> _The task_
Each line that includes "this" counts once; give the total and nothing besides.

> _Extracted records_

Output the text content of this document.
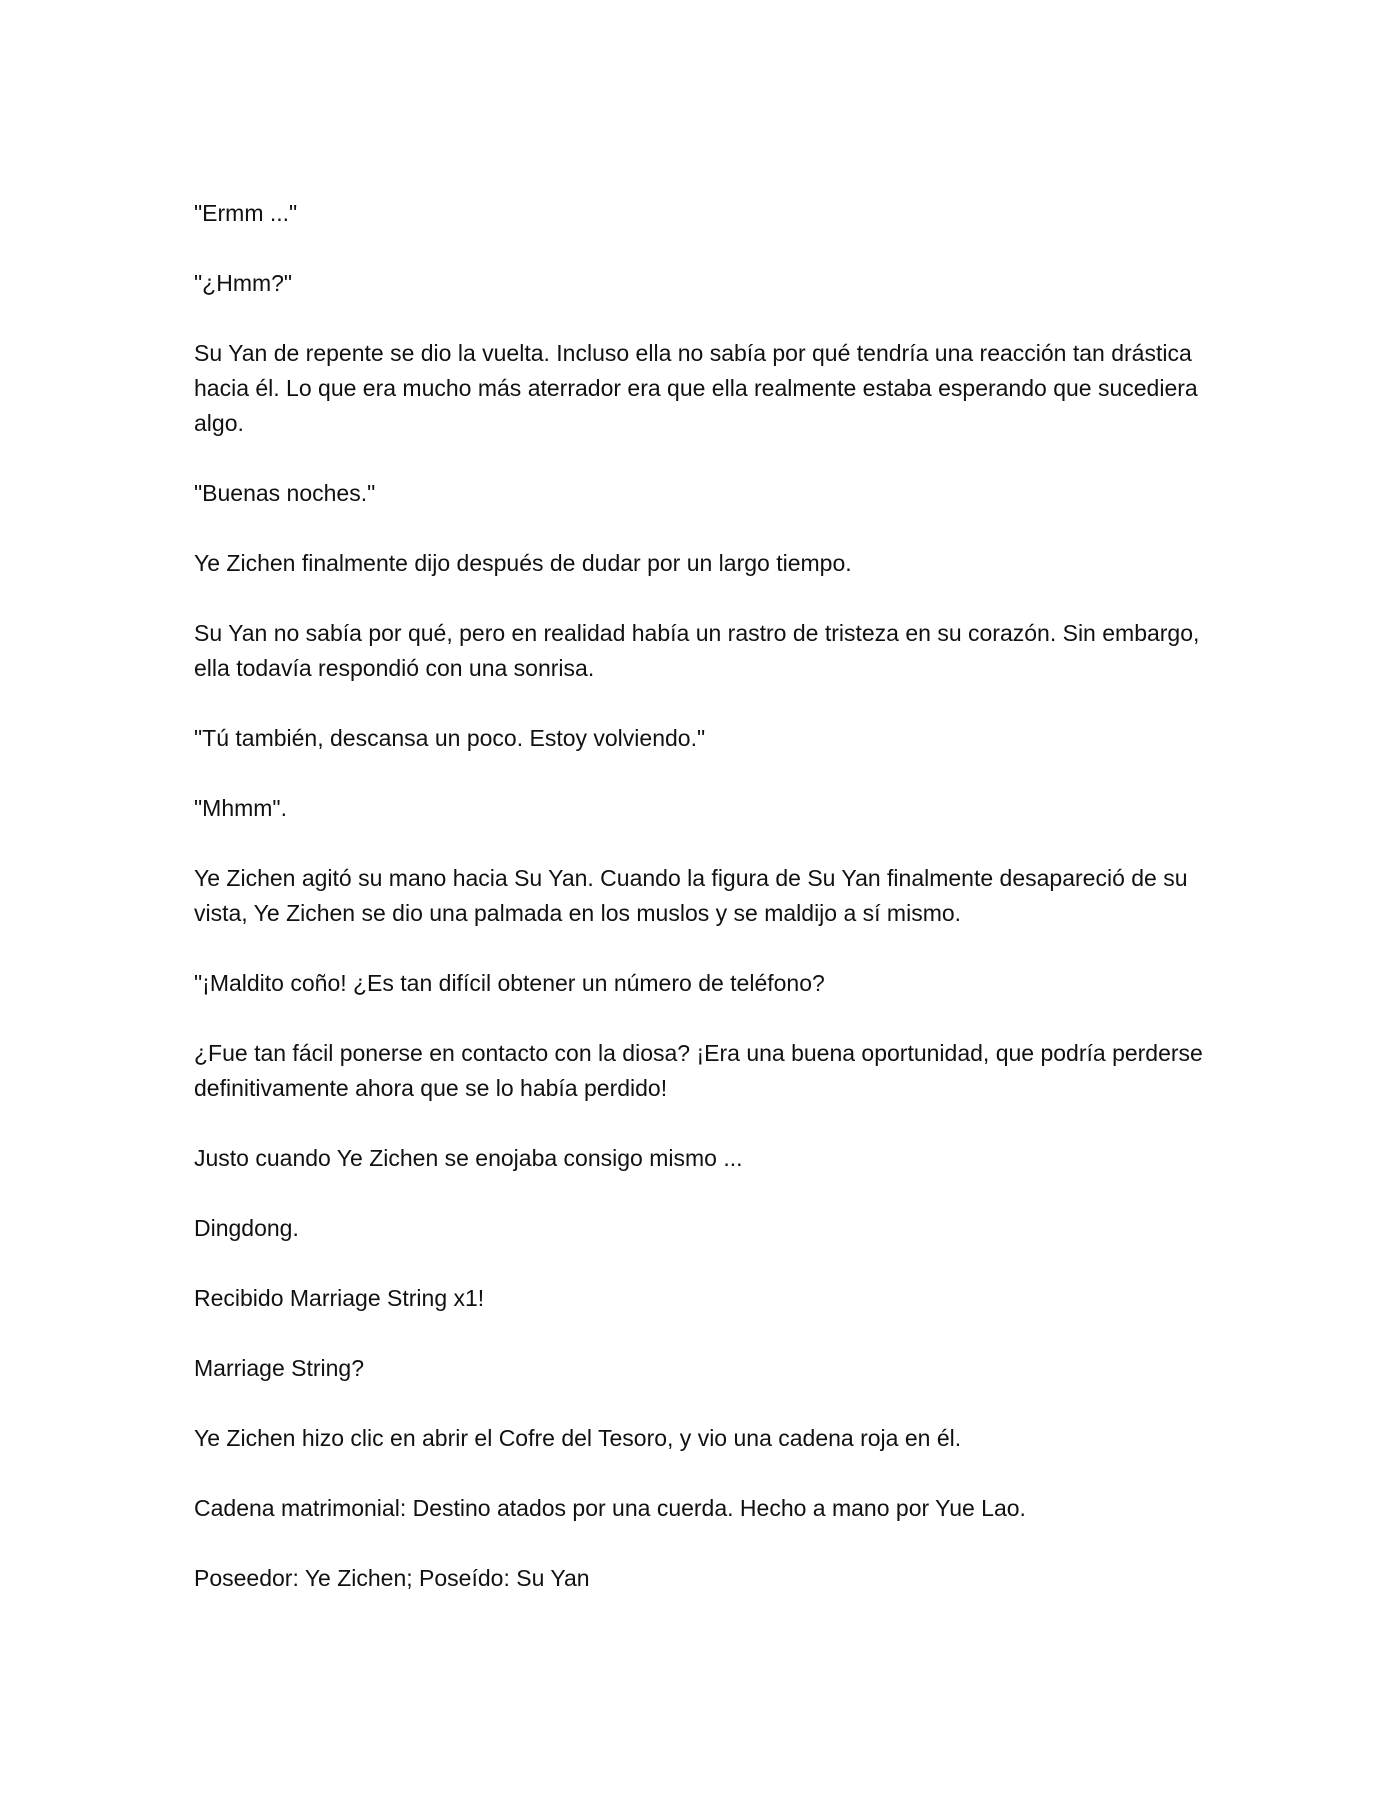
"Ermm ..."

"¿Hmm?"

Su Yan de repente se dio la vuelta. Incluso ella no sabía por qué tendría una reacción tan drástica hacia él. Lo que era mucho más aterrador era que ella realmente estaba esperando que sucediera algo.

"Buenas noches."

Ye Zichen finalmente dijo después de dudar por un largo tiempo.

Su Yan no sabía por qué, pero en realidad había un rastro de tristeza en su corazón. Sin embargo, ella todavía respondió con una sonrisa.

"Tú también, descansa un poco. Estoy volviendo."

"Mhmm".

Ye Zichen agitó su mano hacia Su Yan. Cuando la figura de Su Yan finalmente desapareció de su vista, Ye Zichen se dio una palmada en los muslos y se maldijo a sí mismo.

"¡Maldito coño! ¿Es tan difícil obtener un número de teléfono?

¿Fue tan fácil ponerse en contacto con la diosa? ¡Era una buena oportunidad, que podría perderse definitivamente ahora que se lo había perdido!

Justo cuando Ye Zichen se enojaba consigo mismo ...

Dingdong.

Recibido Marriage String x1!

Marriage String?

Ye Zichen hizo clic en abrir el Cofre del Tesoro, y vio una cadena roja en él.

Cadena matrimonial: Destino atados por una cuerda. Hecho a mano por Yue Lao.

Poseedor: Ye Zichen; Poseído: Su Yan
--
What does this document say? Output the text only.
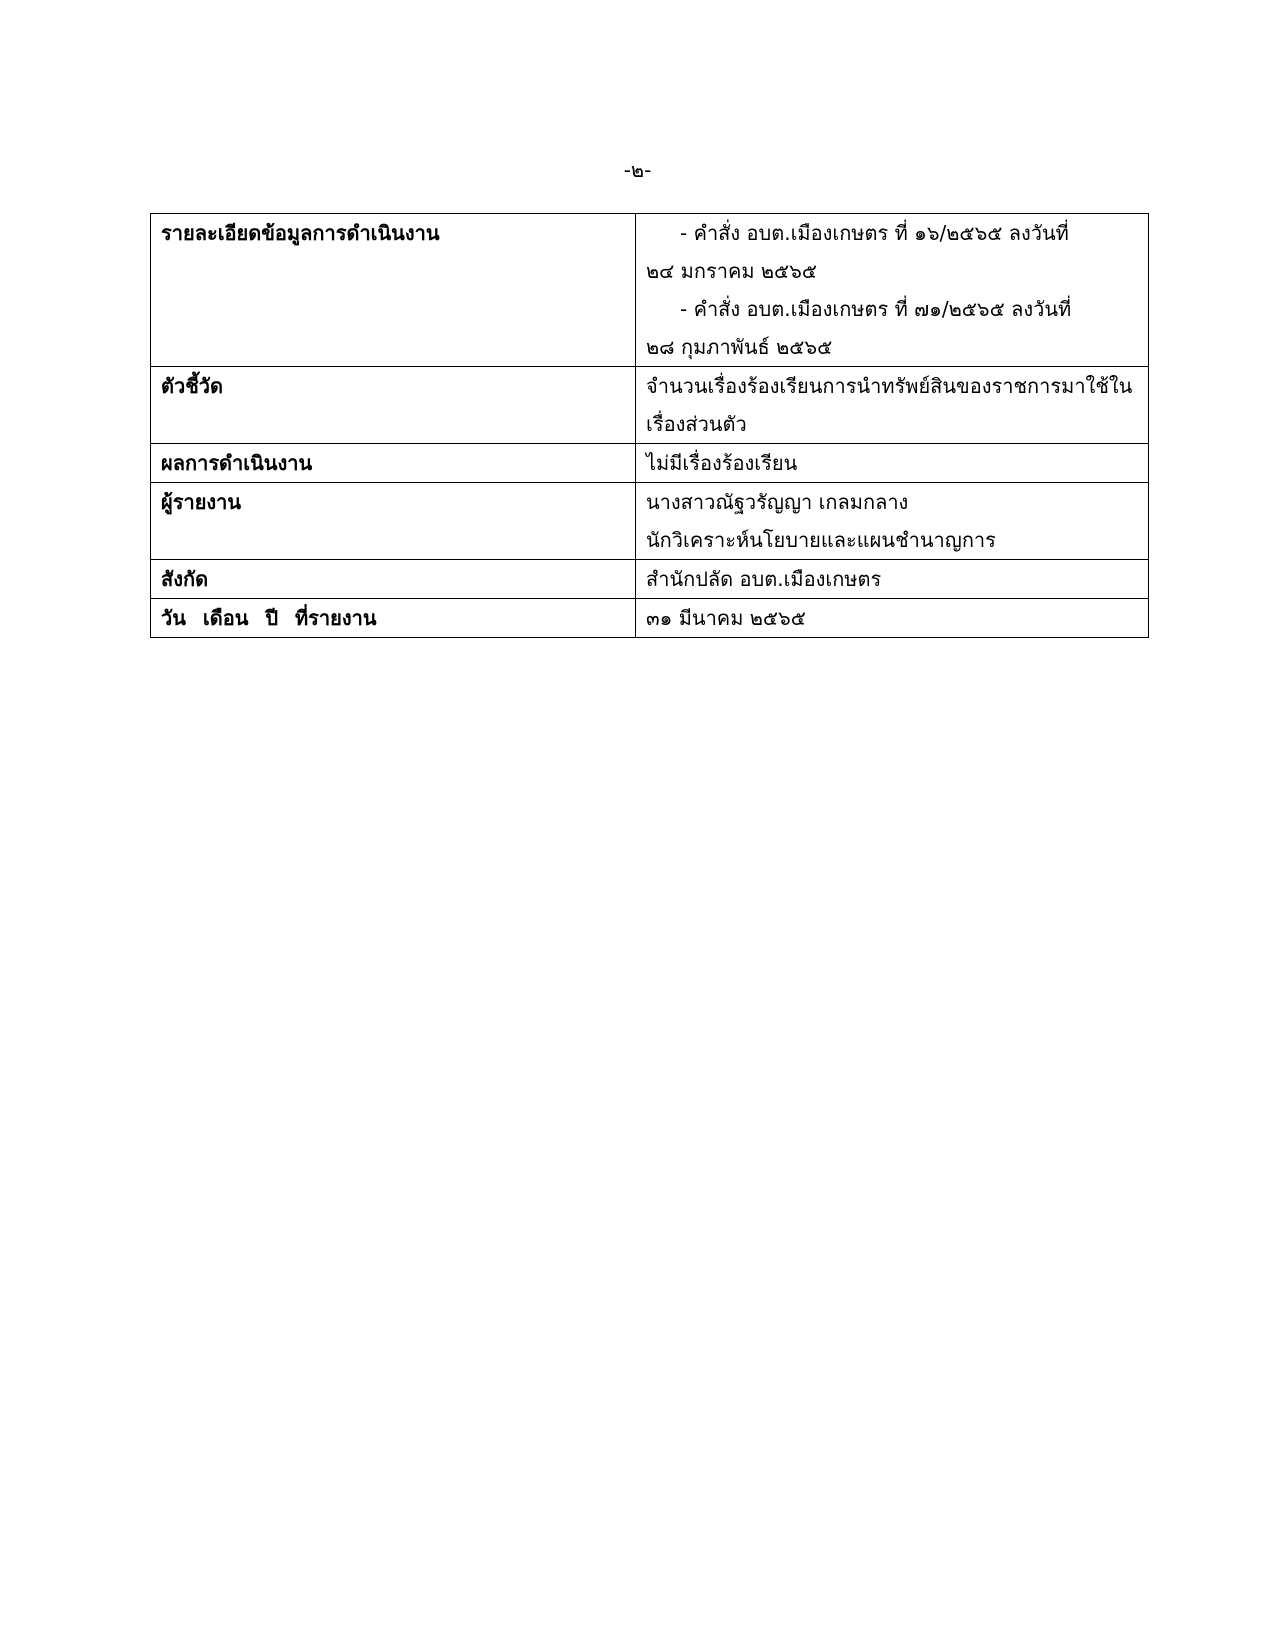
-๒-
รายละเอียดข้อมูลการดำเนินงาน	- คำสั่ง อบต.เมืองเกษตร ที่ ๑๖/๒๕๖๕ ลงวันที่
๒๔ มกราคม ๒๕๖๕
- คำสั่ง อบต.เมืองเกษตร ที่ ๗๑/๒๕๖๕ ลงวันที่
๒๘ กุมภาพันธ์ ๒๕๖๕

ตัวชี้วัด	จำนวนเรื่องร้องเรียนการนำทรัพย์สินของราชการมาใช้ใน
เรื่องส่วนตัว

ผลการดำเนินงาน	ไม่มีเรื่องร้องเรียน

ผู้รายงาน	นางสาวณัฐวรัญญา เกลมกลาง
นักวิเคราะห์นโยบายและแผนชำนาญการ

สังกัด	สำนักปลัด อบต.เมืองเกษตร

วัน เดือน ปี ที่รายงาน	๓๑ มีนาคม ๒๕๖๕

> _Complete answer_
2